- _Collected data_
-*-*-
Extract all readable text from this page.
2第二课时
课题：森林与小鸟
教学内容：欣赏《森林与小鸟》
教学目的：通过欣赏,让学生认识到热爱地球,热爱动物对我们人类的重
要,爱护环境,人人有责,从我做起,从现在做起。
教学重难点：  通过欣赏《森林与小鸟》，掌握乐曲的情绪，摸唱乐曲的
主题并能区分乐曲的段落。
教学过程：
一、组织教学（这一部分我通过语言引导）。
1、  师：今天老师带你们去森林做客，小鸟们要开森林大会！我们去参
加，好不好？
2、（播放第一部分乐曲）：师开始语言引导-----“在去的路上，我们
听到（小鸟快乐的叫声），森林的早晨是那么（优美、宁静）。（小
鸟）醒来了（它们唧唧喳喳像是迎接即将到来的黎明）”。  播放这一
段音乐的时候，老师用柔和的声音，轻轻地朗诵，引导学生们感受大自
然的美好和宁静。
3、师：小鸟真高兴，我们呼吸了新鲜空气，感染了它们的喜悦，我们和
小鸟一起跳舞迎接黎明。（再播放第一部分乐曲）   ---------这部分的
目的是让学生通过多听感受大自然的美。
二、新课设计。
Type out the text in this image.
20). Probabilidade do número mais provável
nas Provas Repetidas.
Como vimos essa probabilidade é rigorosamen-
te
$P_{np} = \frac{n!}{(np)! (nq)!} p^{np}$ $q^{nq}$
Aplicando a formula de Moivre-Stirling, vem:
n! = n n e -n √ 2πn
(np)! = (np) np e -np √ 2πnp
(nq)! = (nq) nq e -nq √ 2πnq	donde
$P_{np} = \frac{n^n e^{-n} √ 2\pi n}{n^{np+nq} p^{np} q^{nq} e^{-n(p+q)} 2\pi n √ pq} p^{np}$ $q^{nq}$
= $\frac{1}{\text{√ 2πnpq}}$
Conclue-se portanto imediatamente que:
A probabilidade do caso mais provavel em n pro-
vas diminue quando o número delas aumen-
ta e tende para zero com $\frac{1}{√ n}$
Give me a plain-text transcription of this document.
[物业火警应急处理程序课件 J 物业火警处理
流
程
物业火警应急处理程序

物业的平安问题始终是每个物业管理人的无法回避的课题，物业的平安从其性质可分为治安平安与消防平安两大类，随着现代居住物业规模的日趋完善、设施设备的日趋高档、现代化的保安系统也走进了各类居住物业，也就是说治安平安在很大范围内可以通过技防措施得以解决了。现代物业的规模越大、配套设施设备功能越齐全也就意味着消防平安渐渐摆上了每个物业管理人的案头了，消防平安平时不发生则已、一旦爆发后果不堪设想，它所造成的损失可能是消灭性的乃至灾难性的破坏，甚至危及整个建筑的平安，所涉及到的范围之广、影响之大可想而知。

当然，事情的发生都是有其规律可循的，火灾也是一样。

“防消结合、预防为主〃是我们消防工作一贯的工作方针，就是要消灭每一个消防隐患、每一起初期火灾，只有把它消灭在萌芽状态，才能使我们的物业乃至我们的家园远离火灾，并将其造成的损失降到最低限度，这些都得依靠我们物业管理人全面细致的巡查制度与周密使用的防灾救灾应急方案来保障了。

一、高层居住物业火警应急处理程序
-*-*-
- _Directions for this task_
Each record above must be given again exactly.

- _Exercise answer_
Extract all readable text from this page.
2第二课时
课题：森林与小鸟
教学内容：欣赏《森林与小鸟》
教学目的：通过欣赏,让学生认识到热爱地球,热爱动物对我们人类的重
要,爱护环境,人人有责,从我做起,从现在做起。
教学重难点：  通过欣赏《森林与小鸟》，掌握乐曲的情绪，摸唱乐曲的
主题并能区分乐曲的段落。
教学过程：
一、组织教学（这一部分我通过语言引导）。
1、  师：今天老师带你们去森林做客，小鸟们要开森林大会！我们去参
加，好不好？
2、（播放第一部分乐曲）：师开始语言引导-----“在去的路上，我们
听到（小鸟快乐的叫声），森林的早晨是那么（优美、宁静）。（小
鸟）醒来了（它们唧唧喳喳像是迎接即将到来的黎明）”。  播放这一
段音乐的时候，老师用柔和的声音，轻轻地朗诵，引导学生们感受大自
然的美好和宁静。
3、师：小鸟真高兴，我们呼吸了新鲜空气，感染了它们的喜悦，我们和
小鸟一起跳舞迎接黎明。（再播放第一部分乐曲）   ---------这部分的
目的是让学生通过多听感受大自然的美。
二、新课设计。
Type out the text in this image.
20). Probabilidade do número mais provável
nas Provas Repetidas.
Como vimos essa probabilidade é rigorosamen-
te
$P_{np} = \frac{n!}{(np)! (nq)!} p^{np}$ $q^{nq}$
Aplicando a formula de Moivre-Stirling, vem:
n! = n n e -n √ 2πn
(np)! = (np) np e -np √ 2πnp
(nq)! = (nq) nq e -nq √ 2πnq	donde
$P_{np} = \frac{n^n e^{-n} √ 2\pi n}{n^{np+nq} p^{np} q^{nq} e^{-n(p+q)} 2\pi n √ pq} p^{np}$ $q^{nq}$
= $\frac{1}{\text{√ 2πnpq}}$
Conclue-se portanto imediatamente que:
A probabilidade do caso mais provavel em n pro-
vas diminue quando o número delas aumen-
ta e tende para zero com $\frac{1}{√ n}$
Give me a plain-text transcription of this document.
[物业火警应急处理程序课件 J 物业火警处理
流
程
物业火警应急处理程序

物业的平安问题始终是每个物业管理人的无法回避的课题，物业的平安从其性质可分为治安平安与消防平安两大类，随着现代居住物业规模的日趋完善、设施设备的日趋高档、现代化的保安系统也走进了各类居住物业，也就是说治安平安在很大范围内可以通过技防措施得以解决了。现代物业的规模越大、配套设施设备功能越齐全也就意味着消防平安渐渐摆上了每个物业管理人的案头了，消防平安平时不发生则已、一旦爆发后果不堪设想，它所造成的损失可能是消灭性的乃至灾难性的破坏，甚至危及整个建筑的平安，所涉及到的范围之广、影响之大可想而知。

当然，事情的发生都是有其规律可循的，火灾也是一样。

“防消结合、预防为主〃是我们消防工作一贯的工作方针，就是要消灭每一个消防隐患、每一起初期火灾，只有把它消灭在萌芽状态，才能使我们的物业乃至我们的家园远离火灾，并将其造成的损失降到最低限度，这些都得依靠我们物业管理人全面细致的巡查制度与周密使用的防灾救灾应急方案来保障了。

一、高层居住物业火警应急处理程序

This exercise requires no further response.